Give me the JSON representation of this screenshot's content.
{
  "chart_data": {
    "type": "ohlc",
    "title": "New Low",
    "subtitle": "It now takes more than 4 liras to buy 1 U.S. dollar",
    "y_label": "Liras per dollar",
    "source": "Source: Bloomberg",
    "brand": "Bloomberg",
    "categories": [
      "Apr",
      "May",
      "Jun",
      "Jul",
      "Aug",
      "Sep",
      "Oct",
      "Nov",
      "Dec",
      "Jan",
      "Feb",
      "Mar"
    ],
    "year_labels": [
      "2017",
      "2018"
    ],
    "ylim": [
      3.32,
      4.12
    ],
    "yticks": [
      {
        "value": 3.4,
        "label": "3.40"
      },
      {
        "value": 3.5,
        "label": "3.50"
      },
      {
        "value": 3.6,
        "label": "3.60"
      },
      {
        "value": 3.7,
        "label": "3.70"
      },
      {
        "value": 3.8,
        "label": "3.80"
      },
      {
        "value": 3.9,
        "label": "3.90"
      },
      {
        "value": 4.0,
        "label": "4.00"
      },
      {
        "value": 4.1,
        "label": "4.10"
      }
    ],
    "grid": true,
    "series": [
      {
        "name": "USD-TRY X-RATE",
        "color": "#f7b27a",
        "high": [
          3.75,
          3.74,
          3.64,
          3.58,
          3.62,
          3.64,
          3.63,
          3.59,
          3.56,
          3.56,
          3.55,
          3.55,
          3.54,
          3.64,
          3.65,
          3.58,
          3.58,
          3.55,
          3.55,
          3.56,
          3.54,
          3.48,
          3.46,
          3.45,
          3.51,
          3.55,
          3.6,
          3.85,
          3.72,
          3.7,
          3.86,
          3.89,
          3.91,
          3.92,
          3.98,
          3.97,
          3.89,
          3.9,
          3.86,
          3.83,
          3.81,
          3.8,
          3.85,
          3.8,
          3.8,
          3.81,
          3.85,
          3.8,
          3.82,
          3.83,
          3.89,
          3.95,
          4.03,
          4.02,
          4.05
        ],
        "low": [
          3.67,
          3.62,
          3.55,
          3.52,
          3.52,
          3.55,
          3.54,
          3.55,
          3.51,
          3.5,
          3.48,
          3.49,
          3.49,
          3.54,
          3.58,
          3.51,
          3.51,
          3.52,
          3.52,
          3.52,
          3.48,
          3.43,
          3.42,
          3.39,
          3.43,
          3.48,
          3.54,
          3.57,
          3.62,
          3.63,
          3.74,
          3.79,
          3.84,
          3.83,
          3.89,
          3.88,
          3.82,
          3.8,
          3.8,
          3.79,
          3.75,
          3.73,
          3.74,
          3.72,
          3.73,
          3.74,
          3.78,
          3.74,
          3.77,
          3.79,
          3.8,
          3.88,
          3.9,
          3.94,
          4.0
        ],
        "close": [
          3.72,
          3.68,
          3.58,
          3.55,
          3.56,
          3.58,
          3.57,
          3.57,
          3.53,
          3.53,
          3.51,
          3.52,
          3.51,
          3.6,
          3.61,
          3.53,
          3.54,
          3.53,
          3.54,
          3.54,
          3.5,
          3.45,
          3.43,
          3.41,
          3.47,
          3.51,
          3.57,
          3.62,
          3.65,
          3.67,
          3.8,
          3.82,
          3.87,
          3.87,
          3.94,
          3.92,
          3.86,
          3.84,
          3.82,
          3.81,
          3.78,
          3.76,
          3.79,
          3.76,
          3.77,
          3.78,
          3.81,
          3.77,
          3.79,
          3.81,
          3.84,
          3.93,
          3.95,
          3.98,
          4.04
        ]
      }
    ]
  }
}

— DO THIS —
Provide all the records again, word for word.

— RESPONSE TO THIS TASK —
Give me the JSON representation of this screenshot's content.
{
  "chart_data": {
    "type": "ohlc",
    "title": "New Low",
    "subtitle": "It now takes more than 4 liras to buy 1 U.S. dollar",
    "y_label": "Liras per dollar",
    "source": "Source: Bloomberg",
    "brand": "Bloomberg",
    "categories": [
      "Apr",
      "May",
      "Jun",
      "Jul",
      "Aug",
      "Sep",
      "Oct",
      "Nov",
      "Dec",
      "Jan",
      "Feb",
      "Mar"
    ],
    "year_labels": [
      "2017",
      "2018"
    ],
    "ylim": [
      3.32,
      4.12
    ],
    "yticks": [
      {
        "value": 3.4,
        "label": "3.40"
      },
      {
        "value": 3.5,
        "label": "3.50"
      },
      {
        "value": 3.6,
        "label": "3.60"
      },
      {
        "value": 3.7,
        "label": "3.70"
      },
      {
        "value": 3.8,
        "label": "3.80"
      },
      {
        "value": 3.9,
        "label": "3.90"
      },
      {
        "value": 4.0,
        "label": "4.00"
      },
      {
        "value": 4.1,
        "label": "4.10"
      }
    ],
    "grid": true,
    "series": [
      {
        "name": "USD-TRY X-RATE",
        "color": "#f7b27a",
        "high": [
          3.75,
          3.74,
          3.64,
          3.58,
          3.62,
          3.64,
          3.63,
          3.59,
          3.56,
          3.56,
          3.55,
          3.55,
          3.54,
          3.64,
          3.65,
          3.58,
          3.58,
          3.55,
          3.55,
          3.56,
          3.54,
          3.48,
          3.46,
          3.45,
          3.51,
          3.55,
          3.6,
          3.85,
          3.72,
          3.7,
          3.86,
          3.89,
          3.91,
          3.92,
          3.98,
          3.97,
          3.89,
          3.9,
          3.86,
          3.83,
          3.81,
          3.8,
          3.85,
          3.8,
          3.8,
          3.81,
          3.85,
          3.8,
          3.82,
          3.83,
          3.89,
          3.95,
          4.03,
          4.02,
          4.05
        ],
        "low": [
          3.67,
          3.62,
          3.55,
          3.52,
          3.52,
          3.55,
          3.54,
          3.55,
          3.51,
          3.5,
          3.48,
          3.49,
          3.49,
          3.54,
          3.58,
          3.51,
          3.51,
          3.52,
          3.52,
          3.52,
          3.48,
          3.43,
          3.42,
          3.39,
          3.43,
          3.48,
          3.54,
          3.57,
          3.62,
          3.63,
          3.74,
          3.79,
          3.84,
          3.83,
          3.89,
          3.88,
          3.82,
          3.8,
          3.8,
          3.79,
          3.75,
          3.73,
          3.74,
          3.72,
          3.73,
          3.74,
          3.78,
          3.74,
          3.77,
          3.79,
          3.8,
          3.88,
          3.9,
          3.94,
          4.0
        ],
        "close": [
          3.72,
          3.68,
          3.58,
          3.55,
          3.56,
          3.58,
          3.57,
          3.57,
          3.53,
          3.53,
          3.51,
          3.52,
          3.51,
          3.6,
          3.61,
          3.53,
          3.54,
          3.53,
          3.54,
          3.54,
          3.5,
          3.45,
          3.43,
          3.41,
          3.47,
          3.51,
          3.57,
          3.62,
          3.65,
          3.67,
          3.8,
          3.82,
          3.87,
          3.87,
          3.94,
          3.92,
          3.86,
          3.84,
          3.82,
          3.81,
          3.78,
          3.76,
          3.79,
          3.76,
          3.77,
          3.78,
          3.81,
          3.77,
          3.79,
          3.81,
          3.84,
          3.93,
          3.95,
          3.98,
          4.04
        ]
      }
    ]
  }
}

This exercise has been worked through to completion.